**Challenge**
Restate each line word for word. Leave out every picture.

## start Data to use

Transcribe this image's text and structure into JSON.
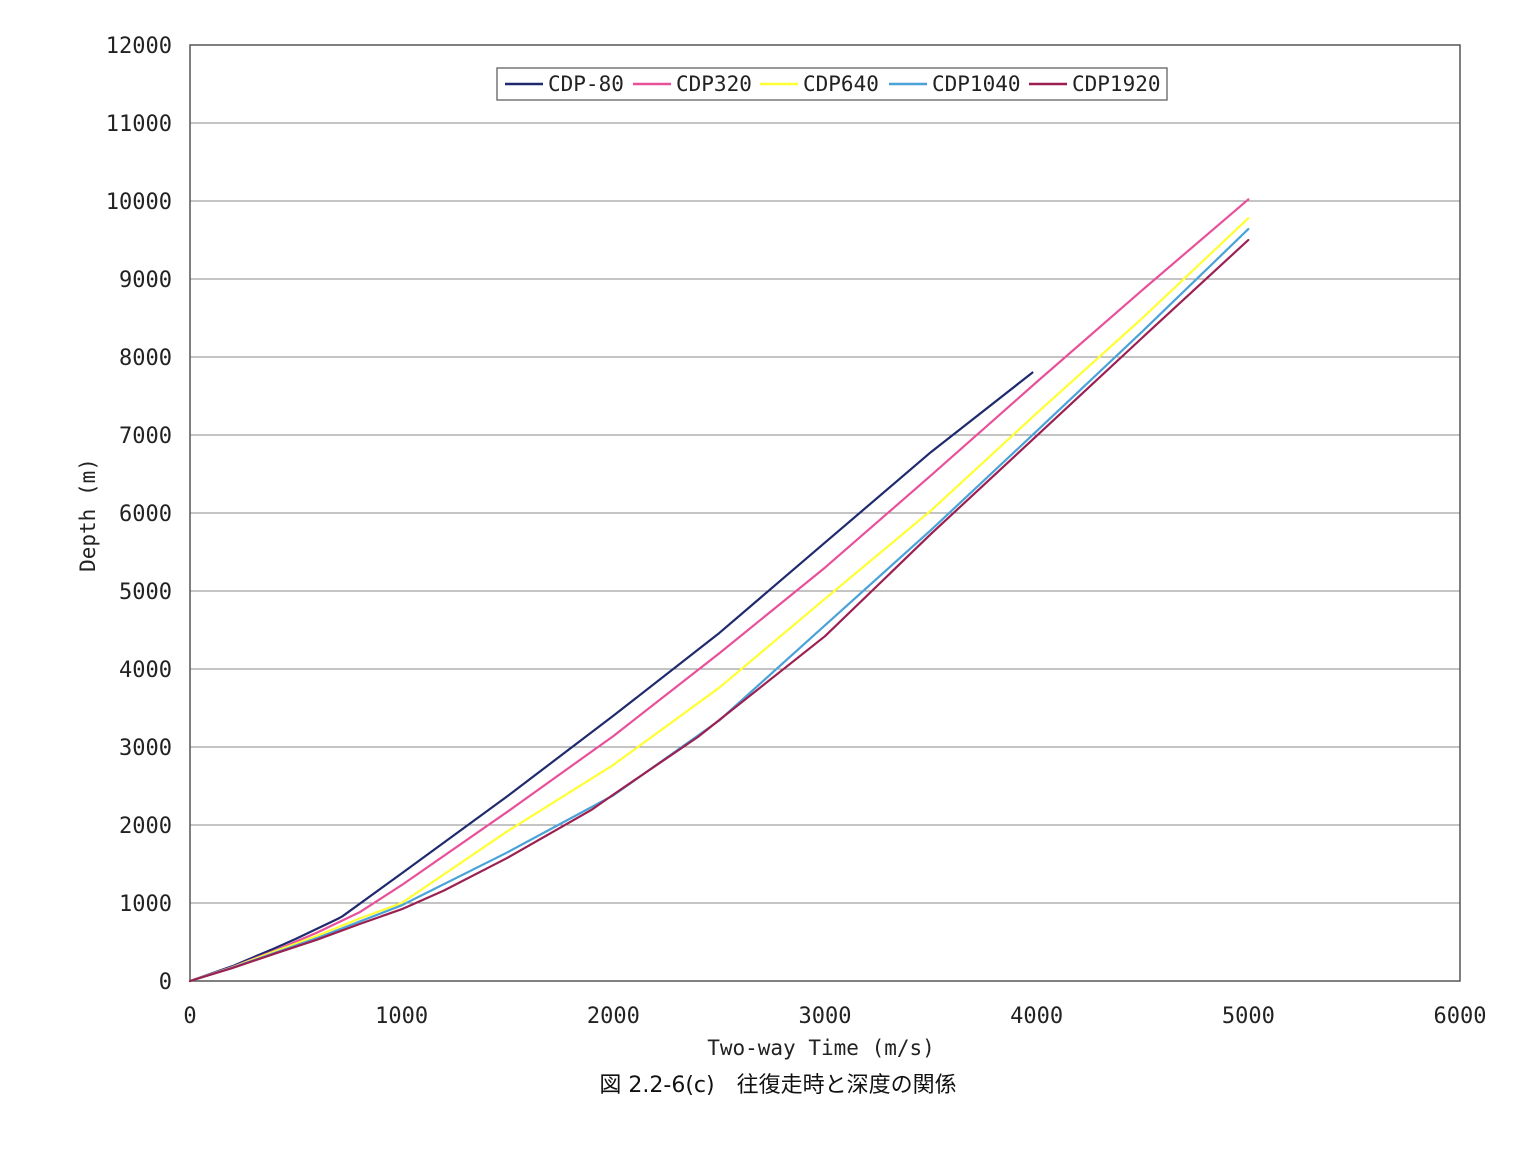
{
  "chart_data": {
    "type": "line",
    "caption": "図 2.2-6(c)　往復走時と深度の関係",
    "xlabel": "Two-way Time (m/s)",
    "ylabel": "Depth (m)",
    "xlim": [
      0,
      6000
    ],
    "ylim": [
      0,
      12000
    ],
    "xticks": [
      "0",
      "1000",
      "2000",
      "3000",
      "4000",
      "5000",
      "6000"
    ],
    "yticks": [
      "0",
      "1000",
      "2000",
      "3000",
      "4000",
      "5000",
      "6000",
      "7000",
      "8000",
      "9000",
      "10000",
      "11000",
      "12000"
    ],
    "grid": "horizontal",
    "legend": "top-center",
    "series": [
      {
        "name": "CDP-80",
        "color": "#1f2a6e",
        "points": [
          [
            0,
            0
          ],
          [
            200,
            190
          ],
          [
            400,
            420
          ],
          [
            500,
            540
          ],
          [
            700,
            800
          ],
          [
            720,
            830
          ],
          [
            1000,
            1380
          ],
          [
            1500,
            2370
          ],
          [
            2000,
            3400
          ],
          [
            2500,
            4460
          ],
          [
            3000,
            5620
          ],
          [
            3500,
            6780
          ],
          [
            3980,
            7800
          ]
        ]
      },
      {
        "name": "CDP320",
        "color": "#e8509a",
        "points": [
          [
            0,
            0
          ],
          [
            200,
            180
          ],
          [
            400,
            390
          ],
          [
            600,
            620
          ],
          [
            800,
            880
          ],
          [
            1000,
            1230
          ],
          [
            1500,
            2170
          ],
          [
            2000,
            3140
          ],
          [
            2500,
            4200
          ],
          [
            3000,
            5300
          ],
          [
            3500,
            6480
          ],
          [
            4000,
            7680
          ],
          [
            4500,
            8860
          ],
          [
            5000,
            10020
          ]
        ]
      },
      {
        "name": "CDP640",
        "color": "#ffff33",
        "points": [
          [
            0,
            0
          ],
          [
            200,
            175
          ],
          [
            400,
            380
          ],
          [
            600,
            580
          ],
          [
            800,
            800
          ],
          [
            1000,
            1000
          ],
          [
            1500,
            1920
          ],
          [
            2000,
            2770
          ],
          [
            2500,
            3760
          ],
          [
            3000,
            4900
          ],
          [
            3500,
            6030
          ],
          [
            4000,
            7280
          ],
          [
            4500,
            8500
          ],
          [
            5000,
            9780
          ]
        ]
      },
      {
        "name": "CDP1040",
        "color": "#4aa3d8",
        "points": [
          [
            0,
            0
          ],
          [
            200,
            170
          ],
          [
            400,
            360
          ],
          [
            600,
            550
          ],
          [
            800,
            760
          ],
          [
            1000,
            970
          ],
          [
            1500,
            1650
          ],
          [
            2000,
            2380
          ],
          [
            2500,
            3340
          ],
          [
            3000,
            4560
          ],
          [
            3500,
            5780
          ],
          [
            4000,
            7050
          ],
          [
            4500,
            8330
          ],
          [
            5000,
            9640
          ]
        ]
      },
      {
        "name": "CDP1920",
        "color": "#9c1f52",
        "points": [
          [
            0,
            0
          ],
          [
            200,
            165
          ],
          [
            400,
            350
          ],
          [
            600,
            530
          ],
          [
            800,
            730
          ],
          [
            1000,
            920
          ],
          [
            1200,
            1160
          ],
          [
            1500,
            1580
          ],
          [
            1900,
            2200
          ],
          [
            2000,
            2390
          ],
          [
            2400,
            3130
          ],
          [
            3000,
            4420
          ],
          [
            3500,
            5730
          ],
          [
            4000,
            6990
          ],
          [
            4500,
            8250
          ],
          [
            5000,
            9500
          ]
        ]
      }
    ]
  }
}
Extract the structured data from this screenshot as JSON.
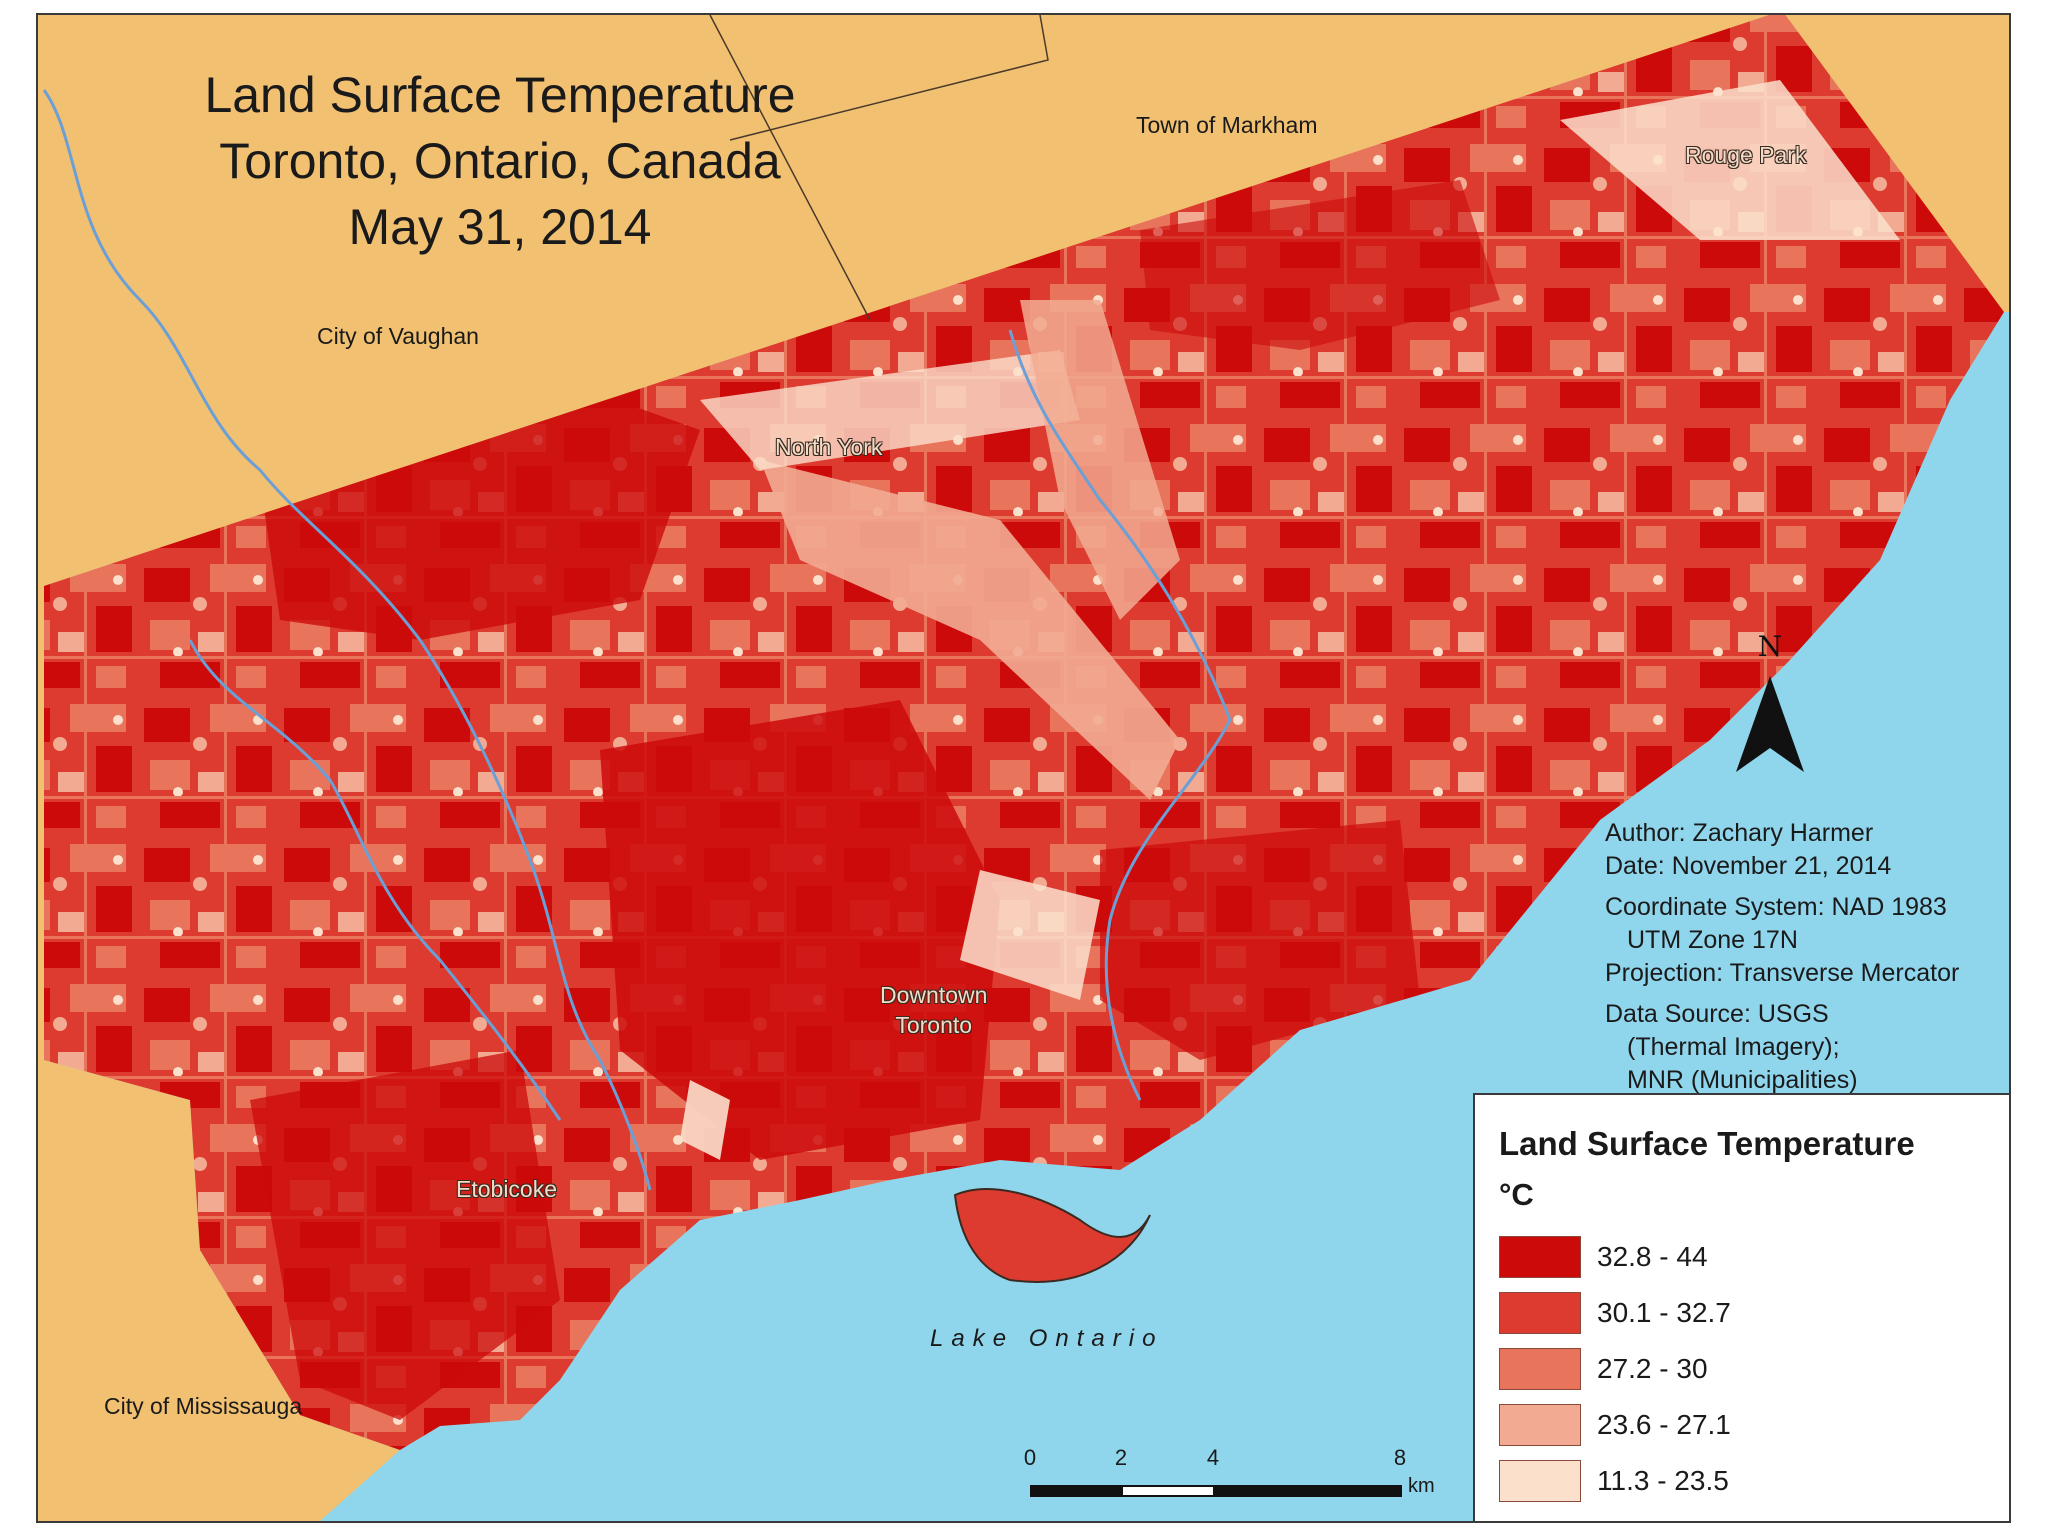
{
  "title": {
    "line1": "Land Surface Temperature",
    "line2": "Toronto, Ontario, Canada",
    "line3": "May 31, 2014"
  },
  "places": {
    "markham": "Town of Markham",
    "rouge_park": "Rouge Park",
    "vaughan": "City of Vaughan",
    "north_york": "North York",
    "downtown_line1": "Downtown",
    "downtown_line2": "Toronto",
    "etobicoke": "Etobicoke",
    "mississauga": "City of Mississauga",
    "lake": "Lake Ontario"
  },
  "info": {
    "author": "Author: Zachary Harmer",
    "date": "Date: November 21, 2014",
    "coord_line1": "Coordinate System: NAD 1983",
    "coord_line2": "UTM Zone 17N",
    "projection": "Projection: Transverse Mercator",
    "source_line1": "Data Source: USGS",
    "source_line2": "(Thermal Imagery);",
    "source_line3": "MNR (Municipalities)"
  },
  "north_arrow": {
    "label": "N"
  },
  "legend": {
    "title": "Land Surface Temperature",
    "unit": "°C",
    "classes": [
      {
        "label": "32.8 - 44",
        "color": "#cc0a0a"
      },
      {
        "label": "30.1 - 32.7",
        "color": "#dd3b30"
      },
      {
        "label": "27.2 - 30",
        "color": "#e8745c"
      },
      {
        "label": "23.6 - 27.1",
        "color": "#f2ab92"
      },
      {
        "label": "11.3 - 23.5",
        "color": "#fbe0cc"
      }
    ]
  },
  "scale_bar": {
    "ticks": [
      "0",
      "2",
      "4",
      "8"
    ],
    "unit": "km"
  },
  "colors": {
    "land": "#f2c071",
    "water": "#8fd5ec",
    "river": "#6b9fd6",
    "boundary": "#4a3a2a"
  }
}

## end Data to use

**Correct response**
Transcribe this image's text and structure into JSON.
{
  "chart_data": {
    "type": "line",
    "caption": "図 2.2-6(c)　往復走時と深度の関係",
    "xlabel": "Two-way Time (m/s)",
    "ylabel": "Depth (m)",
    "xlim": [
      0,
      6000
    ],
    "ylim": [
      0,
      12000
    ],
    "xticks": [
      "0",
      "1000",
      "2000",
      "3000",
      "4000",
      "5000",
      "6000"
    ],
    "yticks": [
      "0",
      "1000",
      "2000",
      "3000",
      "4000",
      "5000",
      "6000",
      "7000",
      "8000",
      "9000",
      "10000",
      "11000",
      "12000"
    ],
    "grid": "horizontal",
    "legend": "top-center",
    "series": [
      {
        "name": "CDP-80",
        "color": "#1f2a6e",
        "points": [
          [
            0,
            0
          ],
          [
            200,
            190
          ],
          [
            400,
            420
          ],
          [
            500,
            540
          ],
          [
            700,
            800
          ],
          [
            720,
            830
          ],
          [
            1000,
            1380
          ],
          [
            1500,
            2370
          ],
          [
            2000,
            3400
          ],
          [
            2500,
            4460
          ],
          [
            3000,
            5620
          ],
          [
            3500,
            6780
          ],
          [
            3980,
            7800
          ]
        ]
      },
      {
        "name": "CDP320",
        "color": "#e8509a",
        "points": [
          [
            0,
            0
          ],
          [
            200,
            180
          ],
          [
            400,
            390
          ],
          [
            600,
            620
          ],
          [
            800,
            880
          ],
          [
            1000,
            1230
          ],
          [
            1500,
            2170
          ],
          [
            2000,
            3140
          ],
          [
            2500,
            4200
          ],
          [
            3000,
            5300
          ],
          [
            3500,
            6480
          ],
          [
            4000,
            7680
          ],
          [
            4500,
            8860
          ],
          [
            5000,
            10020
          ]
        ]
      },
      {
        "name": "CDP640",
        "color": "#ffff33",
        "points": [
          [
            0,
            0
          ],
          [
            200,
            175
          ],
          [
            400,
            380
          ],
          [
            600,
            580
          ],
          [
            800,
            800
          ],
          [
            1000,
            1000
          ],
          [
            1500,
            1920
          ],
          [
            2000,
            2770
          ],
          [
            2500,
            3760
          ],
          [
            3000,
            4900
          ],
          [
            3500,
            6030
          ],
          [
            4000,
            7280
          ],
          [
            4500,
            8500
          ],
          [
            5000,
            9780
          ]
        ]
      },
      {
        "name": "CDP1040",
        "color": "#4aa3d8",
        "points": [
          [
            0,
            0
          ],
          [
            200,
            170
          ],
          [
            400,
            360
          ],
          [
            600,
            550
          ],
          [
            800,
            760
          ],
          [
            1000,
            970
          ],
          [
            1500,
            1650
          ],
          [
            2000,
            2380
          ],
          [
            2500,
            3340
          ],
          [
            3000,
            4560
          ],
          [
            3500,
            5780
          ],
          [
            4000,
            7050
          ],
          [
            4500,
            8330
          ],
          [
            5000,
            9640
          ]
        ]
      },
      {
        "name": "CDP1920",
        "color": "#9c1f52",
        "points": [
          [
            0,
            0
          ],
          [
            200,
            165
          ],
          [
            400,
            350
          ],
          [
            600,
            530
          ],
          [
            800,
            730
          ],
          [
            1000,
            920
          ],
          [
            1200,
            1160
          ],
          [
            1500,
            1580
          ],
          [
            1900,
            2200
          ],
          [
            2000,
            2390
          ],
          [
            2400,
            3130
          ],
          [
            3000,
            4420
          ],
          [
            3500,
            5730
          ],
          [
            4000,
            6990
          ],
          [
            4500,
            8250
          ],
          [
            5000,
            9500
          ]
        ]
      }
    ]
  }
}
Extract the structured data from this screenshot as JSON.
{
  "title": {
    "line1": "Land Surface Temperature",
    "line2": "Toronto, Ontario, Canada",
    "line3": "May 31, 2014"
  },
  "places": {
    "markham": "Town of Markham",
    "rouge_park": "Rouge Park",
    "vaughan": "City of Vaughan",
    "north_york": "North York",
    "downtown_line1": "Downtown",
    "downtown_line2": "Toronto",
    "etobicoke": "Etobicoke",
    "mississauga": "City of Mississauga",
    "lake": "Lake Ontario"
  },
  "info": {
    "author": "Author: Zachary Harmer",
    "date": "Date: November 21, 2014",
    "coord_line1": "Coordinate System: NAD 1983",
    "coord_line2": "UTM Zone 17N",
    "projection": "Projection: Transverse Mercator",
    "source_line1": "Data Source: USGS",
    "source_line2": "(Thermal Imagery);",
    "source_line3": "MNR (Municipalities)"
  },
  "north_arrow": {
    "label": "N"
  },
  "legend": {
    "title": "Land Surface Temperature",
    "unit": "°C",
    "classes": [
      {
        "label": "32.8 - 44",
        "color": "#cc0a0a"
      },
      {
        "label": "30.1 - 32.7",
        "color": "#dd3b30"
      },
      {
        "label": "27.2 - 30",
        "color": "#e8745c"
      },
      {
        "label": "23.6 - 27.1",
        "color": "#f2ab92"
      },
      {
        "label": "11.3 - 23.5",
        "color": "#fbe0cc"
      }
    ]
  },
  "scale_bar": {
    "ticks": [
      "0",
      "2",
      "4",
      "8"
    ],
    "unit": "km"
  },
  "colors": {
    "land": "#f2c071",
    "water": "#8fd5ec",
    "river": "#6b9fd6",
    "boundary": "#4a3a2a"
  }
}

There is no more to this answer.